### What the exercise asks
Type out every line below exactly as it reads.

Stored items from a collection:
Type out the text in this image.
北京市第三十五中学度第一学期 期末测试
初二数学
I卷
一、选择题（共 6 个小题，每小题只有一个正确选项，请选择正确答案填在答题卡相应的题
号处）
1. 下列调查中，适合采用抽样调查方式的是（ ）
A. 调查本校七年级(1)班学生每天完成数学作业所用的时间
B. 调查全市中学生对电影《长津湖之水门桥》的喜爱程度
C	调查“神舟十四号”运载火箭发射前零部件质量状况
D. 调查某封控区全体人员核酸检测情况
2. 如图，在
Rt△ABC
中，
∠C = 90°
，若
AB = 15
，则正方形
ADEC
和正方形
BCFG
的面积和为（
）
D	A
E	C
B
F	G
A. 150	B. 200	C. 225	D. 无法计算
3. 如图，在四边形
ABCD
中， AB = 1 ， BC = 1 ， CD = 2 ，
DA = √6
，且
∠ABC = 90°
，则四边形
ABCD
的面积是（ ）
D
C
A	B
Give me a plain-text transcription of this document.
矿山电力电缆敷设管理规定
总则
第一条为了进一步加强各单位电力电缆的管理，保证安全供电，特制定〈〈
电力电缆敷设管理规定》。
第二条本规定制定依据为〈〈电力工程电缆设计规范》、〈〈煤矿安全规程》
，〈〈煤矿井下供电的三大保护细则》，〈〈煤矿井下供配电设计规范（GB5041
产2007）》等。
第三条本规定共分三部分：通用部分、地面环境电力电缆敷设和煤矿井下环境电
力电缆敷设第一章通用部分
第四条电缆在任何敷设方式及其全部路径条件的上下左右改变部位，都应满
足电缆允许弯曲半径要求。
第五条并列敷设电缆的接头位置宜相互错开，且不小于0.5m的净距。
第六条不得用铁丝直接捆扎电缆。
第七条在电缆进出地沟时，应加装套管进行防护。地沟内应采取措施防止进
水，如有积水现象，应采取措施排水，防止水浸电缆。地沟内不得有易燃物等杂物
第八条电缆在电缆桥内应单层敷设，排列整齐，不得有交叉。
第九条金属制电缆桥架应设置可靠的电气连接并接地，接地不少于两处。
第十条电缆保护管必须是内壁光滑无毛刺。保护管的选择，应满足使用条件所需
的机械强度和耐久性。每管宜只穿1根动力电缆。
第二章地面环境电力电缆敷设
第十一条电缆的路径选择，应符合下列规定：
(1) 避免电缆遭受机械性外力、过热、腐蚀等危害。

### Exercise output
Type out the text in this image.
北京市第三十五中学度第一学期 期末测试
初二数学
I卷
一、选择题（共 6 个小题，每小题只有一个正确选项，请选择正确答案填在答题卡相应的题
号处）
1. 下列调查中，适合采用抽样调查方式的是（ ）
A. 调查本校七年级(1)班学生每天完成数学作业所用的时间
B. 调查全市中学生对电影《长津湖之水门桥》的喜爱程度
C	调查“神舟十四号”运载火箭发射前零部件质量状况
D. 调查某封控区全体人员核酸检测情况
2. 如图，在
Rt△ABC
中，
∠C = 90°
，若
AB = 15
，则正方形
ADEC
和正方形
BCFG
的面积和为（
）
D	A
E	C
B
F	G
A. 150	B. 200	C. 225	D. 无法计算
3. 如图，在四边形
ABCD
中， AB = 1 ， BC = 1 ， CD = 2 ，
DA = √6
，且
∠ABC = 90°
，则四边形
ABCD
的面积是（ ）
D
C
A	B
Give me a plain-text transcription of this document.
矿山电力电缆敷设管理规定
总则
第一条为了进一步加强各单位电力电缆的管理，保证安全供电，特制定〈〈
电力电缆敷设管理规定》。
第二条本规定制定依据为〈〈电力工程电缆设计规范》、〈〈煤矿安全规程》
，〈〈煤矿井下供电的三大保护细则》，〈〈煤矿井下供配电设计规范（GB5041
产2007）》等。
第三条本规定共分三部分：通用部分、地面环境电力电缆敷设和煤矿井下环境电
力电缆敷设第一章通用部分
第四条电缆在任何敷设方式及其全部路径条件的上下左右改变部位，都应满
足电缆允许弯曲半径要求。
第五条并列敷设电缆的接头位置宜相互错开，且不小于0.5m的净距。
第六条不得用铁丝直接捆扎电缆。
第七条在电缆进出地沟时，应加装套管进行防护。地沟内应采取措施防止进
水，如有积水现象，应采取措施排水，防止水浸电缆。地沟内不得有易燃物等杂物
第八条电缆在电缆桥内应单层敷设，排列整齐，不得有交叉。
第九条金属制电缆桥架应设置可靠的电气连接并接地，接地不少于两处。
第十条电缆保护管必须是内壁光滑无毛刺。保护管的选择，应满足使用条件所需
的机械强度和耐久性。每管宜只穿1根动力电缆。
第二章地面环境电力电缆敷设
第十一条电缆的路径选择，应符合下列规定：
(1) 避免电缆遭受机械性外力、过热、腐蚀等危害。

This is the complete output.